O ex-presidente dos Estados Unidos, Donald Trump, gerou repercussão internacional ao declarar que os EUA assumiriam o controle de Cuba ‘quase imediatamente’. As afirmações, feitas durante um jantar em Palm Beach, Flórida, incluíram a sugestão de enviar um porta-aviões, como o USS Abraham Lincoln, para a costa cubana, em uma demonstração de força que, segundo ele, levaria à rendição da ilha. A retórica agressiva de Trump reacende debates sobre a política externa americana em relação a Havana.
Retórica Agressiva e a Sugestão de Mobilização Naval
Durante o evento na Flórida, Trump fez referência ao ex-deputado Dan Mica ao proferir a declaração sobre Cuba. Ele afirmou que a nação caribenha seria controlada ‘quase imediatamente’, provocando risos na plateia presente, conforme relatado pelo jornal “The Guardian”. A sugestão de mobilização naval foi ainda mais explícita: ‘O que faremos, na volta do Irã, é enviar um dos nossos grandes navios, talvez o porta-aviões USS Abraham Lincoln, o maior do mundo, para atracar a uns cem metros da costa e eles [de Cuba] dirão: ‘Muito obrigado, nos rendemos”, detalhou Trump, sem especificar a natureza da ‘volta do Irã’ ou os planos para tal ofensiva. A Casa Branca, segundo a Fox News, não se manifestou sobre se a fala representava uma hipótese ou um plano governamental.
Sanções Econômicas e a Resposta de Havana
Em paralelo às declarações, o republicano já havia ordenado a imposição de novas sanções destinadas a aumentar a pressão sobre o governo cubano. As medidas visam setores cruciais da economia cubana, como bancos estrangeiros, energia e mineração. Em resposta, o chanceler cubano, Bruno Rodríguez, utilizou a plataforma X para classificar as ações americanas como ‘ilegais e abusivas’. Sua mensagem fez alusão à manifestação do 1º de Maio, tradicionalmente um dia de celebração do trabalho e de protestos em Cuba e em outros países.

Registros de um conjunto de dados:
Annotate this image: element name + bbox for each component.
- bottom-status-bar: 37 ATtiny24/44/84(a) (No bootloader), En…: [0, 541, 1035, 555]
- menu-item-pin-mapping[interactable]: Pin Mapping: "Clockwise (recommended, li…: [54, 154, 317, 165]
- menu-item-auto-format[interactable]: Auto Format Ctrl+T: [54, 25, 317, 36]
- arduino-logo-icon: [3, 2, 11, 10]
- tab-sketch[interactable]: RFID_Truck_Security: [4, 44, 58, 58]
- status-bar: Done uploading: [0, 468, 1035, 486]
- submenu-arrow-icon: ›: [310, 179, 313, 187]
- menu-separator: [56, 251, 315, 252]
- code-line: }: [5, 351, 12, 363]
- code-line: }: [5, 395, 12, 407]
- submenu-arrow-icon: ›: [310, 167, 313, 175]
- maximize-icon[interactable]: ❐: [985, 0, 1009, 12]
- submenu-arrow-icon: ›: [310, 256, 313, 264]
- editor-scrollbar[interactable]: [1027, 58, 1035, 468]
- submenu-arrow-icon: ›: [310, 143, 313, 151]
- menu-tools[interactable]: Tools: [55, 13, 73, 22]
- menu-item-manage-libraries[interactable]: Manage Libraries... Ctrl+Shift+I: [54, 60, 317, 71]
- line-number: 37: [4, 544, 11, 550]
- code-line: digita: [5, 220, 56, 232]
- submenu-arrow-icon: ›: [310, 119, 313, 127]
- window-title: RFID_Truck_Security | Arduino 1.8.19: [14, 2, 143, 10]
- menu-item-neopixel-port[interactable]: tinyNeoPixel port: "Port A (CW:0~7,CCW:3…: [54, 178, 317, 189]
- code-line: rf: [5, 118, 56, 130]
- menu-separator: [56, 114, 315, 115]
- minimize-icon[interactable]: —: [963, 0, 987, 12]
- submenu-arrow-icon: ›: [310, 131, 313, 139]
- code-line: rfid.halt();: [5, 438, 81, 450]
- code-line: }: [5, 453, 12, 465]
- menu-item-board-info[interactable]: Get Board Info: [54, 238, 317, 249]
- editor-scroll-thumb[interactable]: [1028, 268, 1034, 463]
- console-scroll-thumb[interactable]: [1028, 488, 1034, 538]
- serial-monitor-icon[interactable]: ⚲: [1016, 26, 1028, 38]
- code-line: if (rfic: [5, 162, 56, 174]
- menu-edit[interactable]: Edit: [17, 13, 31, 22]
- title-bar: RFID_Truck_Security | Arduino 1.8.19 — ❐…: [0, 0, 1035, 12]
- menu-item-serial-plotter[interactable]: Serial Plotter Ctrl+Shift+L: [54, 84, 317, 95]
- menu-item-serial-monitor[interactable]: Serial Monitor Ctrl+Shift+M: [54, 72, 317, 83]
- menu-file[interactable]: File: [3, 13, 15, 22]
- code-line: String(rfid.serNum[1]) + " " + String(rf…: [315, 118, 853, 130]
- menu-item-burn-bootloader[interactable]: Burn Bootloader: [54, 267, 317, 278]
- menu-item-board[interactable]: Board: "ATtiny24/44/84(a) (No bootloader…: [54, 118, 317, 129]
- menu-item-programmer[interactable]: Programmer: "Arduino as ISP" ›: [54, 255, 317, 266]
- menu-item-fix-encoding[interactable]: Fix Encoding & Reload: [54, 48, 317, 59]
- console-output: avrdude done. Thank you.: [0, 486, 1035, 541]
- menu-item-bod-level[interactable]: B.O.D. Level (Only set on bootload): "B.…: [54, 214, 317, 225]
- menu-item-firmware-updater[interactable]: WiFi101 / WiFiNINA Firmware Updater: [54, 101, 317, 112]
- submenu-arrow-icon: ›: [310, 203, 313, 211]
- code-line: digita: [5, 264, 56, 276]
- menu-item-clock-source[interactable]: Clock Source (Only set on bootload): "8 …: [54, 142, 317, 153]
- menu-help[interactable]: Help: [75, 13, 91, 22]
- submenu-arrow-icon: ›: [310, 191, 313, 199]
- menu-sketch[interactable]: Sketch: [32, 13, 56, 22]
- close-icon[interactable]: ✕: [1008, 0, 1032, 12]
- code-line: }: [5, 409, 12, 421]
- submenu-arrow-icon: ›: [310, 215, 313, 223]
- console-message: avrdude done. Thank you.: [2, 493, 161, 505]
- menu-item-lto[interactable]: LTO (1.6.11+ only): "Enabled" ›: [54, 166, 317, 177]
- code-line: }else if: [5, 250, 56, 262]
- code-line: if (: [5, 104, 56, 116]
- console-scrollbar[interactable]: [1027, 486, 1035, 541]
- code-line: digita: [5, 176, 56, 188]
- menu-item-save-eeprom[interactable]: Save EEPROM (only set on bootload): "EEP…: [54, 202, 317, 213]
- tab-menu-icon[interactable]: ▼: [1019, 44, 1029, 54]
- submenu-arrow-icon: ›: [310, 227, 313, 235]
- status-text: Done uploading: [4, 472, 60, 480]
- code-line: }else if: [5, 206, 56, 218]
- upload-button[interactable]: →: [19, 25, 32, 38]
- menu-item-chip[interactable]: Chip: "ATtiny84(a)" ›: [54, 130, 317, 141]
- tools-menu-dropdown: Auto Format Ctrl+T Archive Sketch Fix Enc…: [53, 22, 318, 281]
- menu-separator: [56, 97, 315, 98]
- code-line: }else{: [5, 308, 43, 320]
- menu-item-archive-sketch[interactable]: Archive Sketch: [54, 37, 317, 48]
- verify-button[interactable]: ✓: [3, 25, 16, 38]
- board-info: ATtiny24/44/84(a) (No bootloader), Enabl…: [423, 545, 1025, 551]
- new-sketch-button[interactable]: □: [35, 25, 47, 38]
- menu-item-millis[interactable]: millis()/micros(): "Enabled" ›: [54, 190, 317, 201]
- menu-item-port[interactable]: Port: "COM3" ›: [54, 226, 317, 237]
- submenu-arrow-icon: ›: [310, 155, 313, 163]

▸ **O que fazer**
Digite de novo o trecho do texto sobre Trump e Cuba que começa nas palavras com "Sanções Econômicas e" e termina logo depois de "em outros países.".

▸ **Resposta**
Sanções Econômicas e a Resposta de Havana
Em paralelo às declarações, o republicano já havia ordenado a imposição de novas sanções destinadas a aumentar a pressão sobre o governo cubano. As medidas visam setores cruciais da economia cubana, como bancos estrangeiros, energia e mineração. Em resposta, o chanceler cubano, Bruno Rodríguez, utilizou a plataforma X para classificar as ações americanas como ‘ilegais e abusivas’. Sua mensagem fez alusão à manifestação do 1º de Maio, tradicionalmente um dia de celebração do trabalho e de protestos em Cuba e em outros países.